— REQUIRED WORK —
Among the entries, which lines carry the string "equivalent"? Copy each of them.

-- Start --

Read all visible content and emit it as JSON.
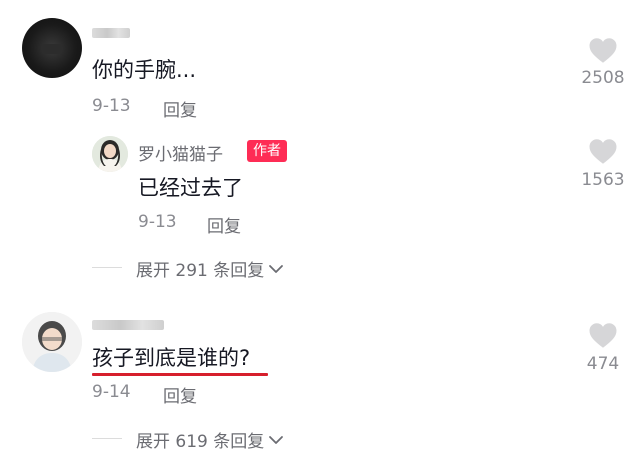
{
  "comments": [
    {
      "text": "你的手腕...",
      "date": "9-13",
      "reply_label": "回复",
      "likes": "2508",
      "reply": {
        "username": "罗小猫猫子",
        "badge": "作者",
        "text": "已经过去了",
        "date": "9-13",
        "reply_label": "回复",
        "likes": "1563"
      },
      "expand_label": "展开 291 条回复"
    },
    {
      "text": "孩子到底是谁的?",
      "date": "9-14",
      "reply_label": "回复",
      "likes": "474",
      "expand_label": "展开 619 条回复"
    }
  ],
  "icons": {
    "like": "heart-icon",
    "expand": "chevron-down-icon"
  },
  "colors": {
    "badge": "#fe2c55",
    "highlight_underline": "#d61f2c",
    "like_icon": "#d6d6d8"
  }
}
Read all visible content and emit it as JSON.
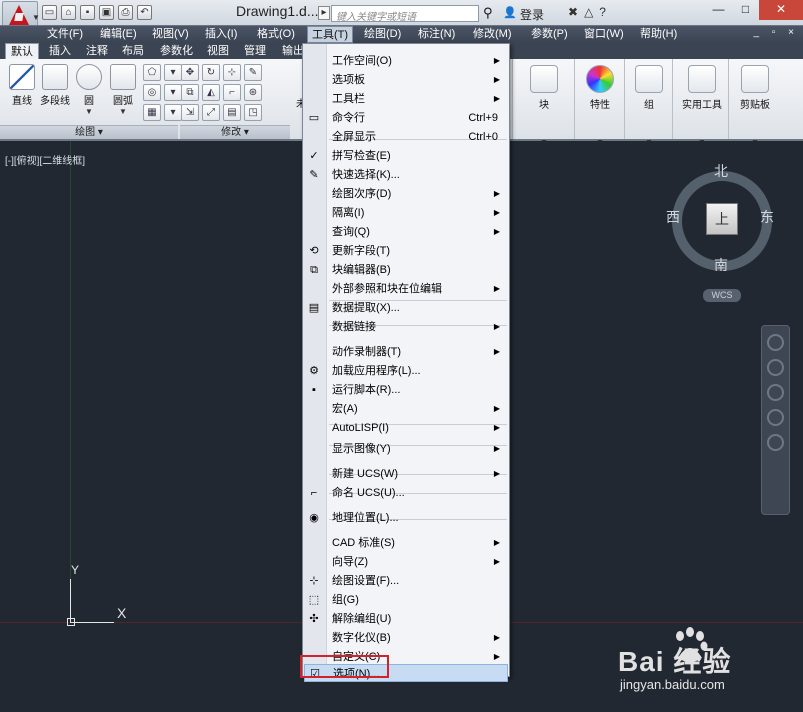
{
  "titlebar": {
    "doc_title": "Drawing1.d...",
    "search_placeholder": "键入关键字或短语",
    "login": "登录",
    "quick_access": [
      "new-icon",
      "open-icon",
      "save-icon",
      "saveas-icon",
      "print-icon",
      "undo-icon"
    ],
    "window_controls": [
      "—",
      "□",
      "✕"
    ]
  },
  "menubar": {
    "items": [
      "文件(F)",
      "编辑(E)",
      "视图(V)",
      "插入(I)",
      "格式(O)",
      "工具(T)",
      "绘图(D)",
      "标注(N)",
      "修改(M)",
      "参数(P)",
      "窗口(W)",
      "帮助(H)"
    ],
    "active_index": 5,
    "mdi_controls": "_ ▫ ×"
  },
  "ribbon_tabs": [
    "默认",
    "插入",
    "注释",
    "布局",
    "参数化",
    "视图",
    "管理",
    "输出"
  ],
  "ribbon": {
    "draw_tools": [
      "直线",
      "多段线",
      "圆",
      "圆弧"
    ],
    "draw_panel_title": "绘图",
    "modify_panel_title": "修改",
    "right_tools": [
      "块",
      "特性",
      "组",
      "实用工具",
      "剪贴板"
    ],
    "partial_labels": [
      "未",
      "文"
    ]
  },
  "canvas": {
    "viewport_label": "[-][俯视][二维线框]",
    "ucs_x": "X",
    "ucs_y": "Y"
  },
  "viewcube": {
    "north": "北",
    "south": "南",
    "east": "东",
    "west": "西",
    "face": "上",
    "wcs": "WCS"
  },
  "dropdown": {
    "items": [
      {
        "label": "工作空间(O)",
        "sub": true
      },
      {
        "label": "选项板",
        "sub": true
      },
      {
        "label": "工具栏",
        "sub": true
      },
      {
        "label": "命令行",
        "shortcut": "Ctrl+9",
        "icon": "command-line-icon"
      },
      {
        "label": "全屏显示",
        "shortcut": "Ctrl+0"
      },
      {
        "label": "拼写检查(E)",
        "icon": "spell-check-icon"
      },
      {
        "label": "快速选择(K)...",
        "icon": "quick-select-icon"
      },
      {
        "label": "绘图次序(D)",
        "sub": true
      },
      {
        "label": "隔离(I)",
        "sub": true
      },
      {
        "label": "查询(Q)",
        "sub": true
      },
      {
        "label": "更新字段(T)",
        "icon": "update-field-icon"
      },
      {
        "label": "块编辑器(B)",
        "icon": "block-editor-icon"
      },
      {
        "label": "外部参照和块在位编辑",
        "sub": true
      },
      {
        "label": "数据提取(X)...",
        "icon": "data-extraction-icon"
      },
      {
        "label": "数据链接",
        "sub": true
      },
      {
        "label": "动作录制器(T)",
        "sub": true
      },
      {
        "label": "加载应用程序(L)...",
        "icon": "load-app-icon"
      },
      {
        "label": "运行脚本(R)...",
        "icon": "run-script-icon"
      },
      {
        "label": "宏(A)",
        "sub": true
      },
      {
        "label": "AutoLISP(I)",
        "sub": true
      },
      {
        "label": "显示图像(Y)",
        "sub": true
      },
      {
        "label": "新建 UCS(W)",
        "sub": true
      },
      {
        "label": "命名 UCS(U)...",
        "icon": "named-ucs-icon"
      },
      {
        "label": "地理位置(L)...",
        "icon": "geolocation-icon"
      },
      {
        "label": "CAD 标准(S)",
        "sub": true
      },
      {
        "label": "向导(Z)",
        "sub": true
      },
      {
        "label": "绘图设置(F)...",
        "icon": "drafting-settings-icon"
      },
      {
        "label": "组(G)",
        "icon": "group-icon"
      },
      {
        "label": "解除编组(U)",
        "icon": "ungroup-icon"
      },
      {
        "label": "数字化仪(B)",
        "sub": true
      },
      {
        "label": "自定义(C)",
        "sub": true
      },
      {
        "label": "选项(N)...",
        "icon": "options-icon",
        "highlighted": true
      }
    ]
  },
  "watermark": {
    "brand": "Bai  经验",
    "url": "jingyan.baidu.com"
  },
  "colors": {
    "accent_red": "#c4161c",
    "menu_bar": "#3b4452",
    "canvas": "#222831",
    "highlight": "#c7dcf3",
    "annotation_box": "#d3222a"
  }
}
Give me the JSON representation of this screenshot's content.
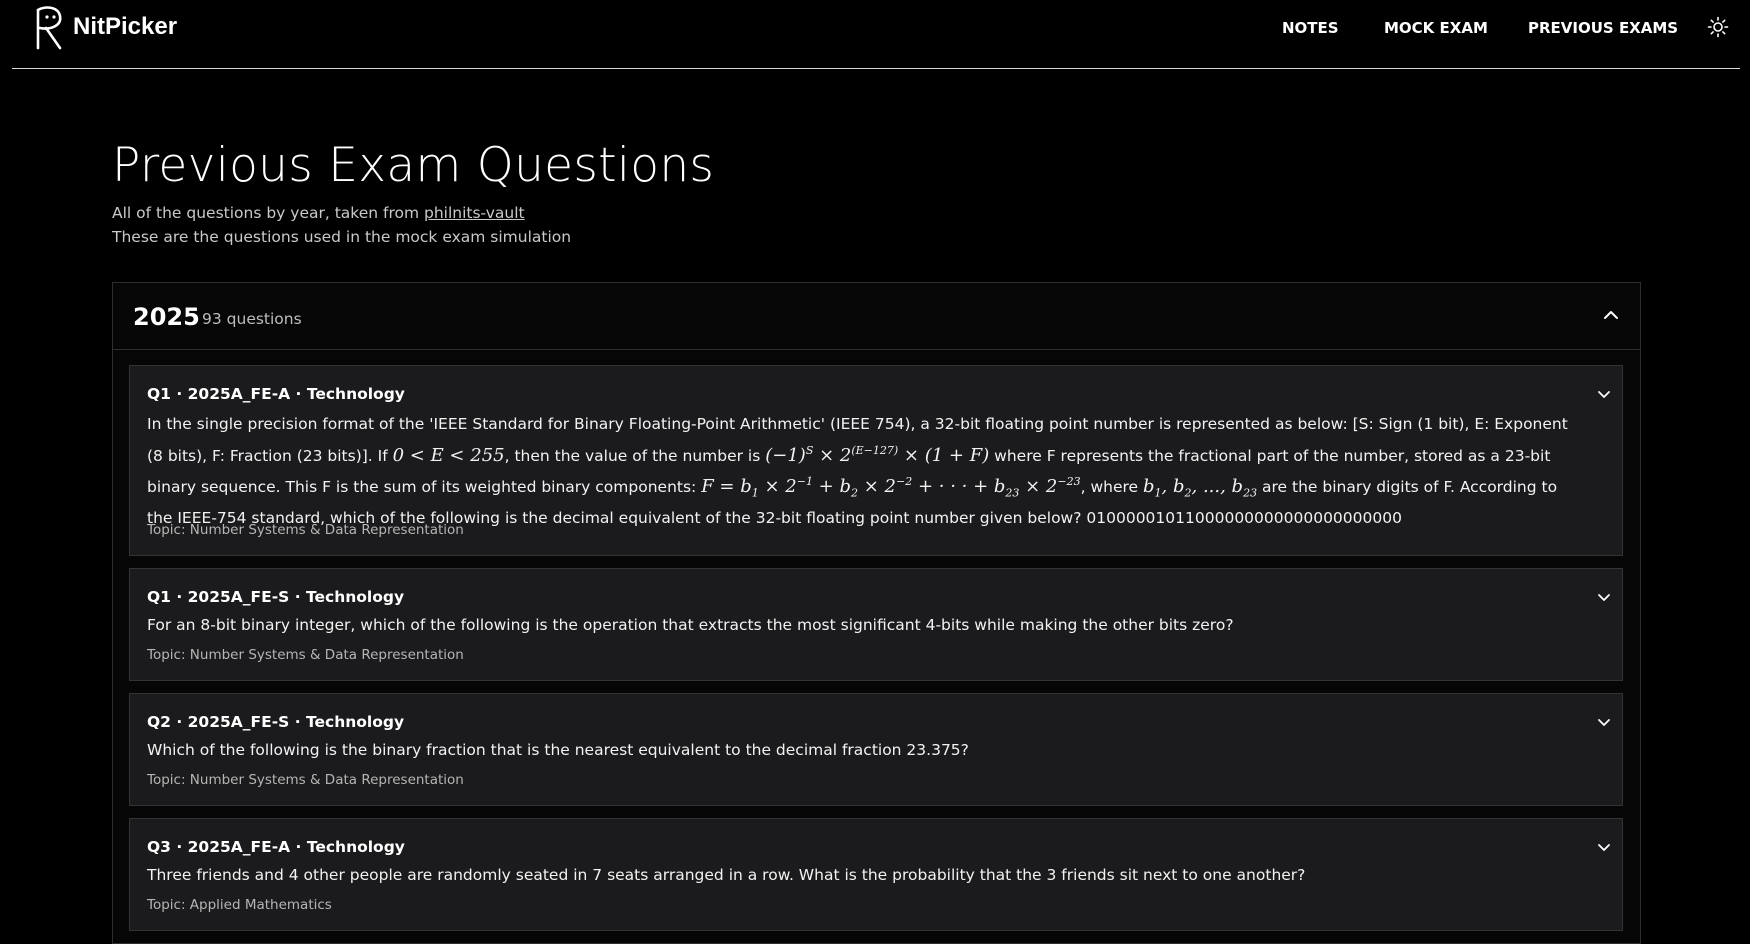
{
  "app": {
    "brand": "NitPicker"
  },
  "nav": {
    "notes": "NOTES",
    "mock_exam": "MOCK EXAM",
    "previous_exams": "PREVIOUS EXAMS"
  },
  "page": {
    "title": "Previous Exam Questions",
    "subtitle_prefix": "All of the questions by year, taken from ",
    "subtitle_link": "philnits-vault",
    "subtitle_line2": "These are the questions used in the mock exam simulation"
  },
  "year_group": {
    "year": "2025",
    "count": "93 questions",
    "expanded": true
  },
  "questions": [
    {
      "header": "Q1 · 2025A_FE-A · Technology",
      "text_a": "In the single precision format of the 'IEEE Standard for Binary Floating-Point Arithmetic' (IEEE 754), a 32-bit floating point number is represented as below: [S: Sign (1 bit), E: Exponent (8 bits), F: Fraction (23 bits)]. If ",
      "math_a": "0 < E < 255",
      "text_b": ", then the value of the number is ",
      "math_b": "(−1)^S × 2^(E−127) × (1 + F)",
      "text_c": " where F represents the fractional part of the number, stored as a 23-bit binary sequence. This F is the sum of its weighted binary components: ",
      "math_c": "F = b1 × 2^−1 + b2 × 2^−2 + · · · + b23 × 2^−23",
      "text_d": ", where ",
      "math_d": "b1, b2, ..., b23",
      "text_e": " are the binary digits of F. According to the IEEE-754 standard, which of the following is the decimal equivalent of the 32-bit floating point number given below? 01000001011000000000000000000000",
      "topic": "Topic: Number Systems & Data Representation"
    },
    {
      "header": "Q1 · 2025A_FE-S · Technology",
      "text": "For an 8-bit binary integer, which of the following is the operation that extracts the most significant 4-bits while making the other bits zero?",
      "topic": "Topic: Number Systems & Data Representation"
    },
    {
      "header": "Q2 · 2025A_FE-S · Technology",
      "text": "Which of the following is the binary fraction that is the nearest equivalent to the decimal fraction 23.375?",
      "topic": "Topic: Number Systems & Data Representation"
    },
    {
      "header": "Q3 · 2025A_FE-A · Technology",
      "text": "Three friends and 4 other people are randomly seated in 7 seats arranged in a row. What is the probability that the 3 friends sit next to one another?",
      "topic": "Topic: Applied Mathematics"
    }
  ],
  "icons": {
    "logo": "r-mascot-logo",
    "theme": "sun-icon",
    "collapse": "chevron-up-icon",
    "expand": "chevron-down-icon"
  },
  "colors": {
    "background": "#000000",
    "card": "#1b1b1d",
    "border": "#333333",
    "text": "#ffffff",
    "muted": "#b5b5b5"
  }
}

-- End --

— ANSWER TO THIS TASK —
      "text_e": " are the binary digits of F. According to the IEEE-754 standard, which of the following is the decimal equivalent of the 32-bit floating point number given below? 01000001011000000000000000000000",
      "text": "Which of the following is the binary fraction that is the nearest equivalent to the decimal fraction 23.375?",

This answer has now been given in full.